Make an exact copy of all the entries, with the pictures left out.

##############################

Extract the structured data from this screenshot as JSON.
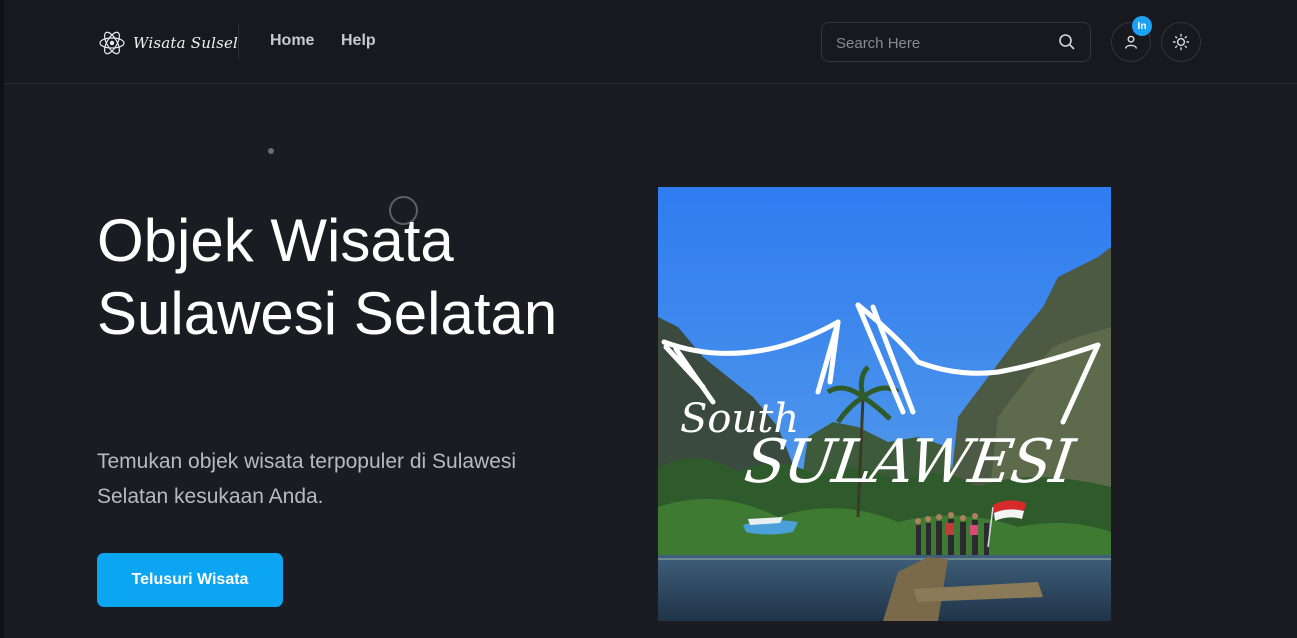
{
  "brand": {
    "name": "Wisata Sulsel",
    "logo_icon": "atom-logo-icon"
  },
  "nav": {
    "links": [
      {
        "label": "Home"
      },
      {
        "label": "Help"
      }
    ]
  },
  "search": {
    "placeholder": "Search Here",
    "value": "",
    "icon": "search-icon"
  },
  "user_menu": {
    "badge_text": "In",
    "icon": "user-icon",
    "badge_color": "#1da1f2"
  },
  "theme_toggle": {
    "icon": "sun-icon"
  },
  "hero": {
    "title": "Objek Wisata Sulawesi Selatan",
    "subtitle": "Temukan objek wisata terpopuler di Sulawesi Selatan kesukaan Anda.",
    "cta_label": "Telusuri Wisata",
    "image": {
      "overlay_line1": "South",
      "overlay_line2": "SULAWESI"
    }
  },
  "colors": {
    "background": "#1b1b22",
    "header": "#18181f",
    "accent": "#0ba5f2"
  }
}
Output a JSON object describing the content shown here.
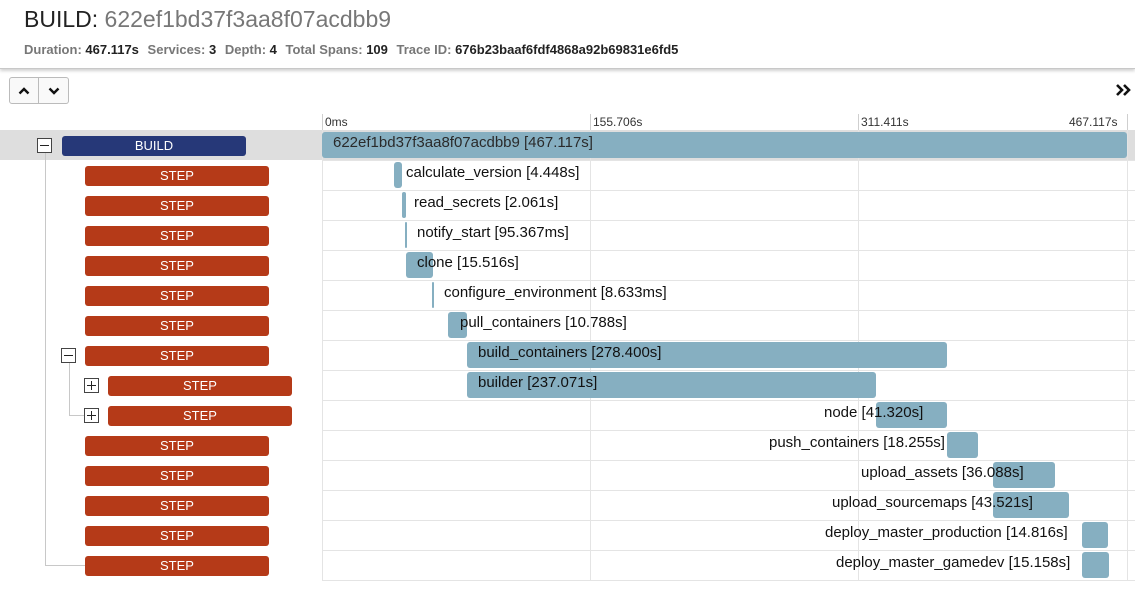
{
  "header": {
    "title_name": "BUILD:",
    "trace_name": "622ef1bd37f3aa8f07acdbb9",
    "stats": [
      {
        "label": "Duration:",
        "value": "467.117s"
      },
      {
        "label": "Services:",
        "value": "3"
      },
      {
        "label": "Depth:",
        "value": "4"
      },
      {
        "label": "Total Spans:",
        "value": "109"
      },
      {
        "label": "Trace ID:",
        "value": "676b23baaf6fdf4868a92b69831e6fd5"
      }
    ]
  },
  "controls": {
    "up_icon": "chevron-up-icon",
    "down_icon": "chevron-down-icon",
    "expand_icon": "double-chevron-right-icon"
  },
  "timeline": {
    "ticks": [
      "0ms",
      "155.706s",
      "311.411s",
      "467.117s"
    ]
  },
  "rows": [
    {
      "service": "BUILD",
      "label": "622ef1bd37f3aa8f07acdbb9 [467.117s]",
      "toggle": "collapse"
    },
    {
      "service": "STEP",
      "label": "calculate_version [4.448s]"
    },
    {
      "service": "STEP",
      "label": "read_secrets [2.061s]"
    },
    {
      "service": "STEP",
      "label": "notify_start [95.367ms]"
    },
    {
      "service": "STEP",
      "label": "clone [15.516s]"
    },
    {
      "service": "STEP",
      "label": "configure_environment [8.633ms]"
    },
    {
      "service": "STEP",
      "label": "pull_containers [10.788s]"
    },
    {
      "service": "STEP",
      "label": "build_containers [278.400s]",
      "toggle": "collapse"
    },
    {
      "service": "STEP",
      "label": "builder [237.071s]",
      "toggle": "expand"
    },
    {
      "service": "STEP",
      "label": "node [41.320s]",
      "toggle": "expand"
    },
    {
      "service": "STEP",
      "label": "push_containers [18.255s]"
    },
    {
      "service": "STEP",
      "label": "upload_assets [36.088s]"
    },
    {
      "service": "STEP",
      "label": "upload_sourcemaps [43.521s]"
    },
    {
      "service": "STEP",
      "label": "deploy_master_production [14.816s]"
    },
    {
      "service": "STEP",
      "label": "deploy_master_gamedev [15.158s]"
    }
  ]
}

##############################

▶ [Answer to the exercise]
Extract the structured data from this screenshot as JSON.
{
  "brand": {
    "name": "Wisata Sulsel",
    "logo_icon": "atom-logo-icon"
  },
  "nav": {
    "links": [
      {
        "label": "Home"
      },
      {
        "label": "Help"
      }
    ]
  },
  "search": {
    "placeholder": "Search Here",
    "value": "",
    "icon": "search-icon"
  },
  "user_menu": {
    "badge_text": "In",
    "icon": "user-icon",
    "badge_color": "#1da1f2"
  },
  "theme_toggle": {
    "icon": "sun-icon"
  },
  "hero": {
    "title": "Objek Wisata Sulawesi Selatan",
    "subtitle": "Temukan objek wisata terpopuler di Sulawesi Selatan kesukaan Anda.",
    "cta_label": "Telusuri Wisata",
    "image": {
      "overlay_line1": "South",
      "overlay_line2": "SULAWESI"
    }
  },
  "colors": {
    "background": "#1b1b22",
    "header": "#18181f",
    "accent": "#0ba5f2"
  }
}
Output a JSON object describing the content shown here.
{
  "header": {
    "title_name": "BUILD:",
    "trace_name": "622ef1bd37f3aa8f07acdbb9",
    "stats": [
      {
        "label": "Duration:",
        "value": "467.117s"
      },
      {
        "label": "Services:",
        "value": "3"
      },
      {
        "label": "Depth:",
        "value": "4"
      },
      {
        "label": "Total Spans:",
        "value": "109"
      },
      {
        "label": "Trace ID:",
        "value": "676b23baaf6fdf4868a92b69831e6fd5"
      }
    ]
  },
  "controls": {
    "up_icon": "chevron-up-icon",
    "down_icon": "chevron-down-icon",
    "expand_icon": "double-chevron-right-icon"
  },
  "timeline": {
    "ticks": [
      "0ms",
      "155.706s",
      "311.411s",
      "467.117s"
    ]
  },
  "rows": [
    {
      "service": "BUILD",
      "label": "622ef1bd37f3aa8f07acdbb9 [467.117s]",
      "toggle": "collapse"
    },
    {
      "service": "STEP",
      "label": "calculate_version [4.448s]"
    },
    {
      "service": "STEP",
      "label": "read_secrets [2.061s]"
    },
    {
      "service": "STEP",
      "label": "notify_start [95.367ms]"
    },
    {
      "service": "STEP",
      "label": "clone [15.516s]"
    },
    {
      "service": "STEP",
      "label": "configure_environment [8.633ms]"
    },
    {
      "service": "STEP",
      "label": "pull_containers [10.788s]"
    },
    {
      "service": "STEP",
      "label": "build_containers [278.400s]",
      "toggle": "collapse"
    },
    {
      "service": "STEP",
      "label": "builder [237.071s]",
      "toggle": "expand"
    },
    {
      "service": "STEP",
      "label": "node [41.320s]",
      "toggle": "expand"
    },
    {
      "service": "STEP",
      "label": "push_containers [18.255s]"
    },
    {
      "service": "STEP",
      "label": "upload_assets [36.088s]"
    },
    {
      "service": "STEP",
      "label": "upload_sourcemaps [43.521s]"
    },
    {
      "service": "STEP",
      "label": "deploy_master_production [14.816s]"
    },
    {
      "service": "STEP",
      "label": "deploy_master_gamedev [15.158s]"
    }
  ]
}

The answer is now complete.